> [YOUR TASK] Every line below should be copied exactly; drop the pictures.

** start **

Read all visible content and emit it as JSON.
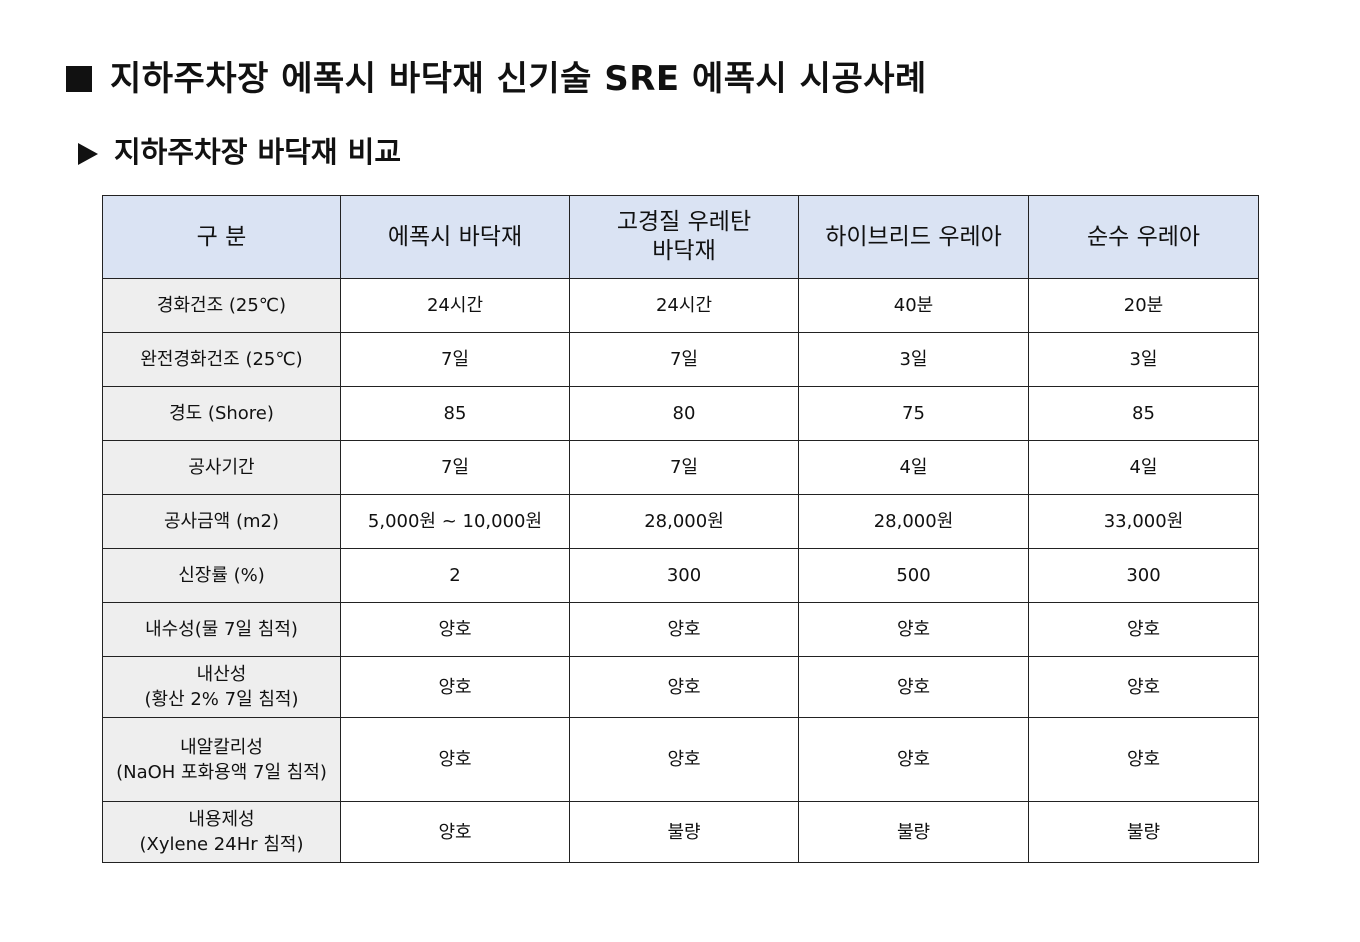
{
  "title": "지하주차장 에폭시 바닥재 신기술 SRE 에폭시 시공사례",
  "subtitle": "지하주차장 바닥재 비교",
  "table": {
    "headers": [
      [
        "구 분"
      ],
      [
        "에폭시 바닥재"
      ],
      [
        "고경질 우레탄",
        "바닥재"
      ],
      [
        "하이브리드 우레아"
      ],
      [
        "순수 우레아"
      ]
    ],
    "rows": [
      {
        "label": [
          "경화건조 (25℃)"
        ],
        "values": [
          "24시간",
          "24시간",
          "40분",
          "20분"
        ]
      },
      {
        "label": [
          "완전경화건조 (25℃)"
        ],
        "values": [
          "7일",
          "7일",
          "3일",
          "3일"
        ]
      },
      {
        "label": [
          "경도 (Shore)"
        ],
        "values": [
          "85",
          "80",
          "75",
          "85"
        ]
      },
      {
        "label": [
          "공사기간"
        ],
        "values": [
          "7일",
          "7일",
          "4일",
          "4일"
        ]
      },
      {
        "label": [
          "공사금액 (m2)"
        ],
        "values": [
          "5,000원 ~ 10,000원",
          "28,000원",
          "28,000원",
          "33,000원"
        ]
      },
      {
        "label": [
          "신장률 (%)"
        ],
        "values": [
          "2",
          "300",
          "500",
          "300"
        ]
      },
      {
        "label": [
          "내수성(물 7일 침적)"
        ],
        "values": [
          "양호",
          "양호",
          "양호",
          "양호"
        ]
      },
      {
        "label": [
          "내산성",
          "(황산 2% 7일 침적)"
        ],
        "values": [
          "양호",
          "양호",
          "양호",
          "양호"
        ]
      },
      {
        "label": [
          "내알칼리성",
          "(NaOH 포화용액 7일 침적)"
        ],
        "values": [
          "양호",
          "양호",
          "양호",
          "양호"
        ]
      },
      {
        "label": [
          "내용제성",
          "(Xylene 24Hr 침적)"
        ],
        "values": [
          "양호",
          "불량",
          "불량",
          "불량"
        ]
      }
    ]
  },
  "colors": {
    "header_background": "#dae3f3",
    "label_column_background": "#eeeeee",
    "border": "#222222"
  },
  "icons": {
    "title_bullet": "black-square-icon",
    "subtitle_bullet": "black-triangle-right-icon"
  }
}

** end **

> [ANSWER FOR THIS EXERCISE]
Read all visible content and emit it as JSON.
{
  "title": "지하주차장 에폭시 바닥재 신기술 SRE 에폭시 시공사례",
  "subtitle": "지하주차장 바닥재 비교",
  "table": {
    "headers": [
      [
        "구 분"
      ],
      [
        "에폭시 바닥재"
      ],
      [
        "고경질 우레탄",
        "바닥재"
      ],
      [
        "하이브리드 우레아"
      ],
      [
        "순수 우레아"
      ]
    ],
    "rows": [
      {
        "label": [
          "경화건조 (25℃)"
        ],
        "values": [
          "24시간",
          "24시간",
          "40분",
          "20분"
        ]
      },
      {
        "label": [
          "완전경화건조 (25℃)"
        ],
        "values": [
          "7일",
          "7일",
          "3일",
          "3일"
        ]
      },
      {
        "label": [
          "경도 (Shore)"
        ],
        "values": [
          "85",
          "80",
          "75",
          "85"
        ]
      },
      {
        "label": [
          "공사기간"
        ],
        "values": [
          "7일",
          "7일",
          "4일",
          "4일"
        ]
      },
      {
        "label": [
          "공사금액 (m2)"
        ],
        "values": [
          "5,000원 ~ 10,000원",
          "28,000원",
          "28,000원",
          "33,000원"
        ]
      },
      {
        "label": [
          "신장률 (%)"
        ],
        "values": [
          "2",
          "300",
          "500",
          "300"
        ]
      },
      {
        "label": [
          "내수성(물 7일 침적)"
        ],
        "values": [
          "양호",
          "양호",
          "양호",
          "양호"
        ]
      },
      {
        "label": [
          "내산성",
          "(황산 2% 7일 침적)"
        ],
        "values": [
          "양호",
          "양호",
          "양호",
          "양호"
        ]
      },
      {
        "label": [
          "내알칼리성",
          "(NaOH 포화용액 7일 침적)"
        ],
        "values": [
          "양호",
          "양호",
          "양호",
          "양호"
        ]
      },
      {
        "label": [
          "내용제성",
          "(Xylene 24Hr 침적)"
        ],
        "values": [
          "양호",
          "불량",
          "불량",
          "불량"
        ]
      }
    ]
  },
  "colors": {
    "header_background": "#dae3f3",
    "label_column_background": "#eeeeee",
    "border": "#222222"
  },
  "icons": {
    "title_bullet": "black-square-icon",
    "subtitle_bullet": "black-triangle-right-icon"
  }
}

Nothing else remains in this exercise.